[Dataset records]

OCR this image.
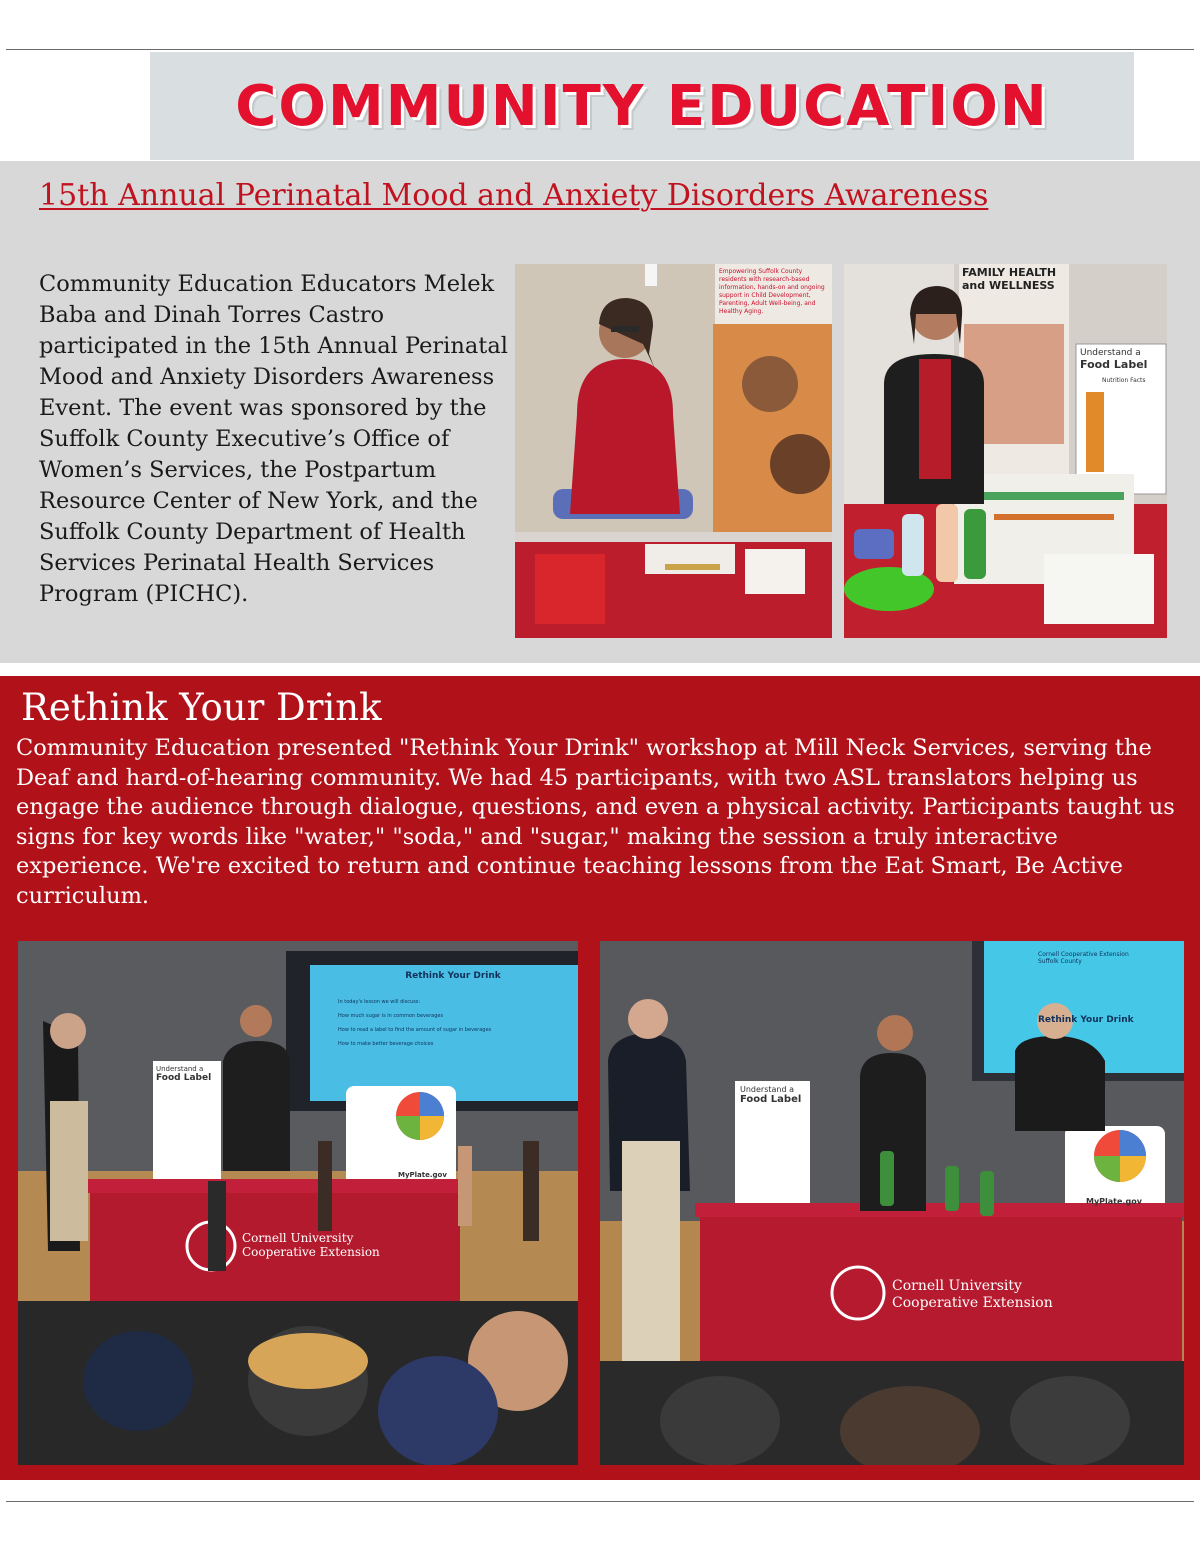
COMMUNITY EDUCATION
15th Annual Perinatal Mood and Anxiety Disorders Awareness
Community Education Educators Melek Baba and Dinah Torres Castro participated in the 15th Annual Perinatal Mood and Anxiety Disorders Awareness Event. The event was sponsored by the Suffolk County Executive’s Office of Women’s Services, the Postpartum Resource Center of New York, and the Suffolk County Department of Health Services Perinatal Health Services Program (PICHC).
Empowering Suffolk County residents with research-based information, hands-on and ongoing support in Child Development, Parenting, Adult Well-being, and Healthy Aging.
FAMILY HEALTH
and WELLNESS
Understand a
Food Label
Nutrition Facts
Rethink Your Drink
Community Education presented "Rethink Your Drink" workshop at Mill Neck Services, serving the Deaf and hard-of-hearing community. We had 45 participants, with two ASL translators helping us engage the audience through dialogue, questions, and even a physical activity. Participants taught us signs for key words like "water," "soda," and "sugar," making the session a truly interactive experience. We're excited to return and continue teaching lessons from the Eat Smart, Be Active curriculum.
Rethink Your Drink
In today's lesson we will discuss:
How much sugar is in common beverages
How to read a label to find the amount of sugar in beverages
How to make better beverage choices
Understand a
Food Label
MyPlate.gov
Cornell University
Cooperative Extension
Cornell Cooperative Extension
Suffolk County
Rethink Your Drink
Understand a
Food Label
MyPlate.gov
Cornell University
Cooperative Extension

--

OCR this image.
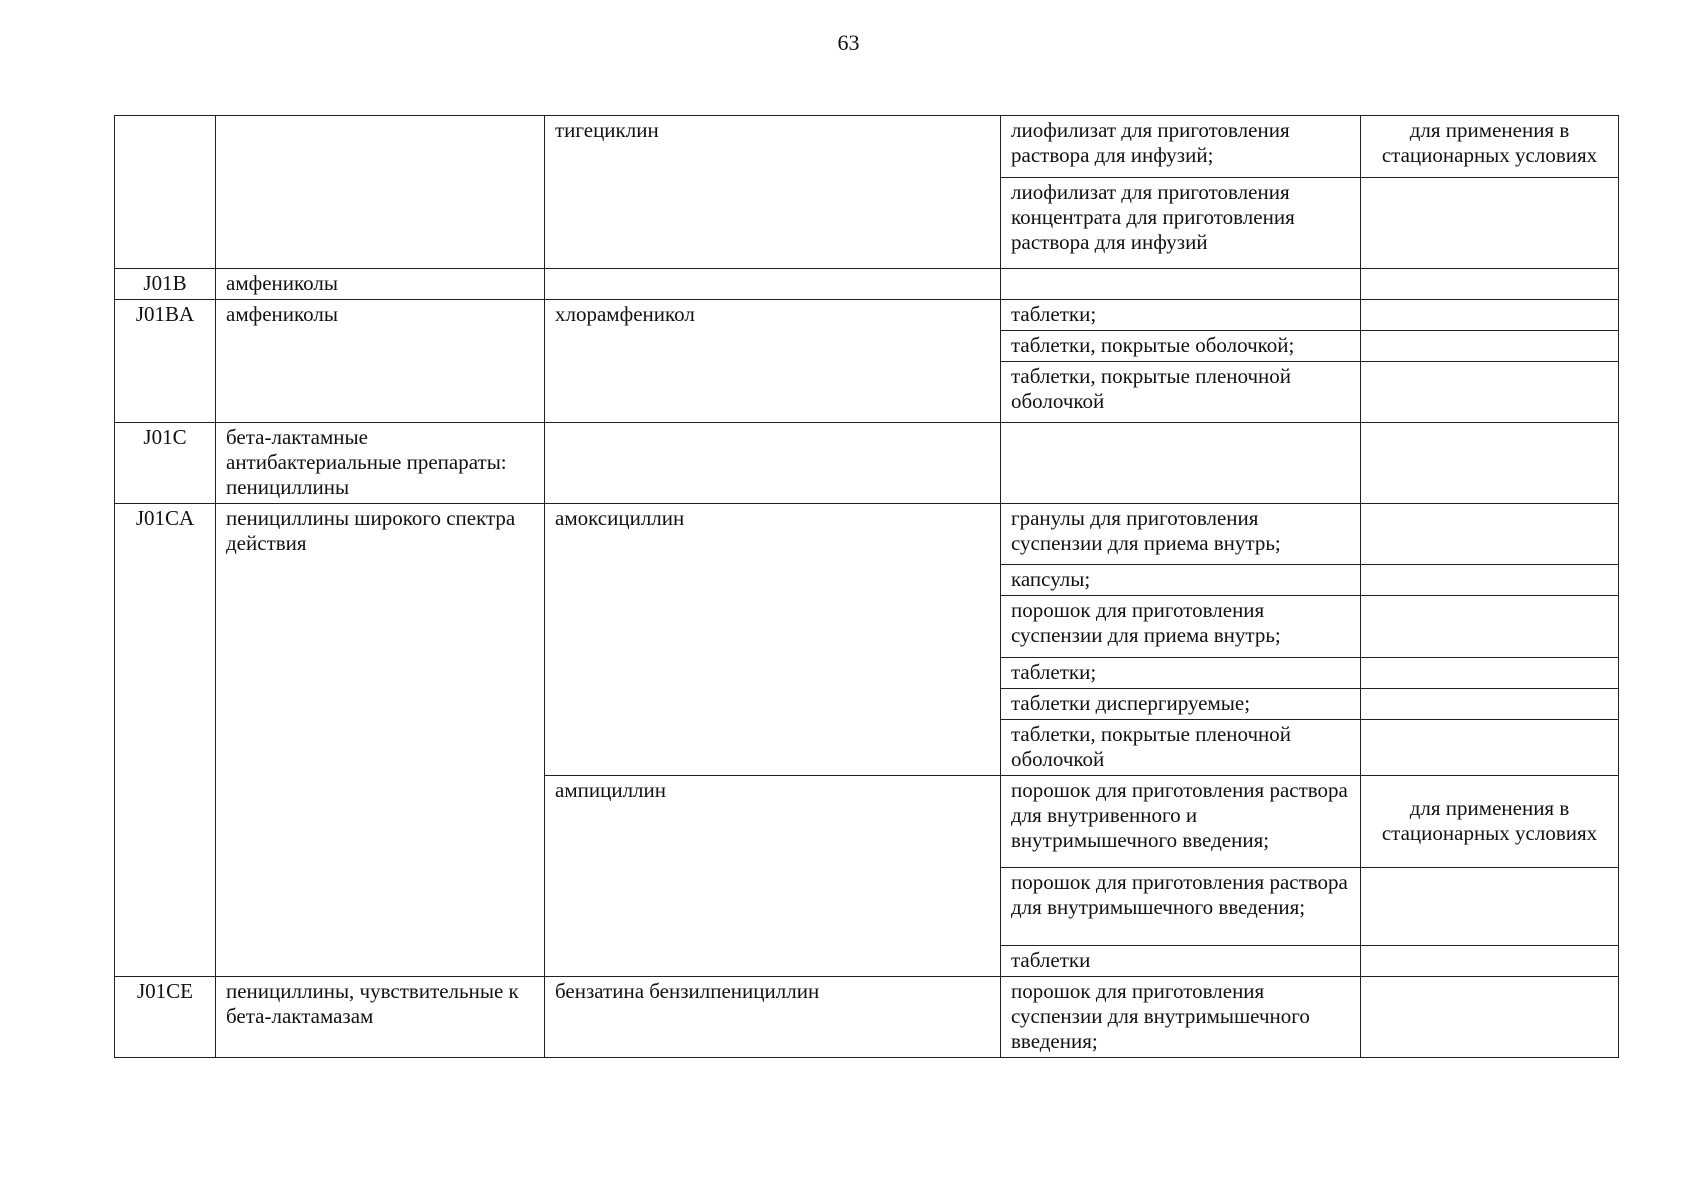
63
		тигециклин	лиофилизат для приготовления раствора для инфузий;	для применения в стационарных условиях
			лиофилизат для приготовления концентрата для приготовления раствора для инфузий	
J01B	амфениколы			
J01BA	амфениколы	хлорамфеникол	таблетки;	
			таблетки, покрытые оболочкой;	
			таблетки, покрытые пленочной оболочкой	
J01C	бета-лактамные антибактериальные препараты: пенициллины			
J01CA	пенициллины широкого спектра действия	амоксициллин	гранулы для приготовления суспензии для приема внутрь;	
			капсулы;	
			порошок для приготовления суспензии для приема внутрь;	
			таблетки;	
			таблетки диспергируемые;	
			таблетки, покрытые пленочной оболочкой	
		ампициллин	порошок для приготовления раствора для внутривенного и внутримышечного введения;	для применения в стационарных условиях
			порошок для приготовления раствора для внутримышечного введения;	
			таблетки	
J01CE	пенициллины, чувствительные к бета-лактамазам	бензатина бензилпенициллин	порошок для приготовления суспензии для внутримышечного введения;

● **Written request**: Gather each line holding the string "лиофилизат".

● **Exercise solution**:
		тигециклин	лиофилизат для приготовления раствора для инфузий;	для применения в стационарных условиях
			лиофилизат для приготовления концентрата для приготовления раствора для инфузий	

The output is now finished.